[Extracted records]
——

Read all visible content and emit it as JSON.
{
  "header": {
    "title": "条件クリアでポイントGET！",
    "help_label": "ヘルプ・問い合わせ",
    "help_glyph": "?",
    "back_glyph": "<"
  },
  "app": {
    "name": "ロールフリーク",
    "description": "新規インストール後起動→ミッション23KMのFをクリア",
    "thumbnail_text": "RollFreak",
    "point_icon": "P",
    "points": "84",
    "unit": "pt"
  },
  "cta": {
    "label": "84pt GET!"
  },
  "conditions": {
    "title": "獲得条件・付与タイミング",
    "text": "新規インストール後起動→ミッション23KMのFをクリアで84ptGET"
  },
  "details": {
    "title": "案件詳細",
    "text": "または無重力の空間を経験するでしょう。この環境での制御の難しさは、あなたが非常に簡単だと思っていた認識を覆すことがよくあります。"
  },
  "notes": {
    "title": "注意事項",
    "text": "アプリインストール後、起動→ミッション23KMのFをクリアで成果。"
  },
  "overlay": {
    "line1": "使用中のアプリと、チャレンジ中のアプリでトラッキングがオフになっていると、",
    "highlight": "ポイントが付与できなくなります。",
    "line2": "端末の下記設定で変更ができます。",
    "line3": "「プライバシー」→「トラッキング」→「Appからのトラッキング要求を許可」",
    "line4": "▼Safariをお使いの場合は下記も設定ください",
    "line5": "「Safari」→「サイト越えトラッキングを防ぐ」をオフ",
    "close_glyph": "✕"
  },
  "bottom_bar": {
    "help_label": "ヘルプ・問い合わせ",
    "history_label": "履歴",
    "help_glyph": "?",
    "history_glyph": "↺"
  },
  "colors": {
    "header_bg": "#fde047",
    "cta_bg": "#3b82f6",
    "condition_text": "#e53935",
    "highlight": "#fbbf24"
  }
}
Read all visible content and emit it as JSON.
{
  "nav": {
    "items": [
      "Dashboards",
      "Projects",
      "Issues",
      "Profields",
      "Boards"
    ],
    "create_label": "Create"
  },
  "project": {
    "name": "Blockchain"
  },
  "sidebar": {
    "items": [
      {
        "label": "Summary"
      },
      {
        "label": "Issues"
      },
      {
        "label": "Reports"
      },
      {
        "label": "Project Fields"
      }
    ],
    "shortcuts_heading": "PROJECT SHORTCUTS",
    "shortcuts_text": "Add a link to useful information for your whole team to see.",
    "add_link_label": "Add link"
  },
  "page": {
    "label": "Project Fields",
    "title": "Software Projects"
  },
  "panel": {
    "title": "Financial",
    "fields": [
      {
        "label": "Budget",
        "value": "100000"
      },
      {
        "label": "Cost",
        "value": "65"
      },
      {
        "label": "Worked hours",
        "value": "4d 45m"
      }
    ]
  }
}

——

* **Exercise details**: Transcribe all of the material exactly. Omit nothing.

* **Task result**:
Read all visible content and emit it as JSON.
{
  "header": {
    "title": "条件クリアでポイントGET！",
    "help_label": "ヘルプ・問い合わせ",
    "help_glyph": "?",
    "back_glyph": "<"
  },
  "app": {
    "name": "ロールフリーク",
    "description": "新規インストール後起動→ミッション23KMのFをクリア",
    "thumbnail_text": "RollFreak",
    "point_icon": "P",
    "points": "84",
    "unit": "pt"
  },
  "cta": {
    "label": "84pt GET!"
  },
  "conditions": {
    "title": "獲得条件・付与タイミング",
    "text": "新規インストール後起動→ミッション23KMのFをクリアで84ptGET"
  },
  "details": {
    "title": "案件詳細",
    "text": "または無重力の空間を経験するでしょう。この環境での制御の難しさは、あなたが非常に簡単だと思っていた認識を覆すことがよくあります。"
  },
  "notes": {
    "title": "注意事項",
    "text": "アプリインストール後、起動→ミッション23KMのFをクリアで成果。"
  },
  "overlay": {
    "line1": "使用中のアプリと、チャレンジ中のアプリでトラッキングがオフになっていると、",
    "highlight": "ポイントが付与できなくなります。",
    "line2": "端末の下記設定で変更ができます。",
    "line3": "「プライバシー」→「トラッキング」→「Appからのトラッキング要求を許可」",
    "line4": "▼Safariをお使いの場合は下記も設定ください",
    "line5": "「Safari」→「サイト越えトラッキングを防ぐ」をオフ",
    "close_glyph": "✕"
  },
  "bottom_bar": {
    "help_label": "ヘルプ・問い合わせ",
    "history_label": "履歴",
    "help_glyph": "?",
    "history_glyph": "↺"
  },
  "colors": {
    "header_bg": "#fde047",
    "cta_bg": "#3b82f6",
    "condition_text": "#e53935",
    "highlight": "#fbbf24"
  }
}
Read all visible content and emit it as JSON.
{
  "nav": {
    "items": [
      "Dashboards",
      "Projects",
      "Issues",
      "Profields",
      "Boards"
    ],
    "create_label": "Create"
  },
  "project": {
    "name": "Blockchain"
  },
  "sidebar": {
    "items": [
      {
        "label": "Summary"
      },
      {
        "label": "Issues"
      },
      {
        "label": "Reports"
      },
      {
        "label": "Project Fields"
      }
    ],
    "shortcuts_heading": "PROJECT SHORTCUTS",
    "shortcuts_text": "Add a link to useful information for your whole team to see.",
    "add_link_label": "Add link"
  },
  "page": {
    "label": "Project Fields",
    "title": "Software Projects"
  },
  "panel": {
    "title": "Financial",
    "fields": [
      {
        "label": "Budget",
        "value": "100000"
      },
      {
        "label": "Cost",
        "value": "65"
      },
      {
        "label": "Worked hours",
        "value": "4d 45m"
      }
    ]
  }
}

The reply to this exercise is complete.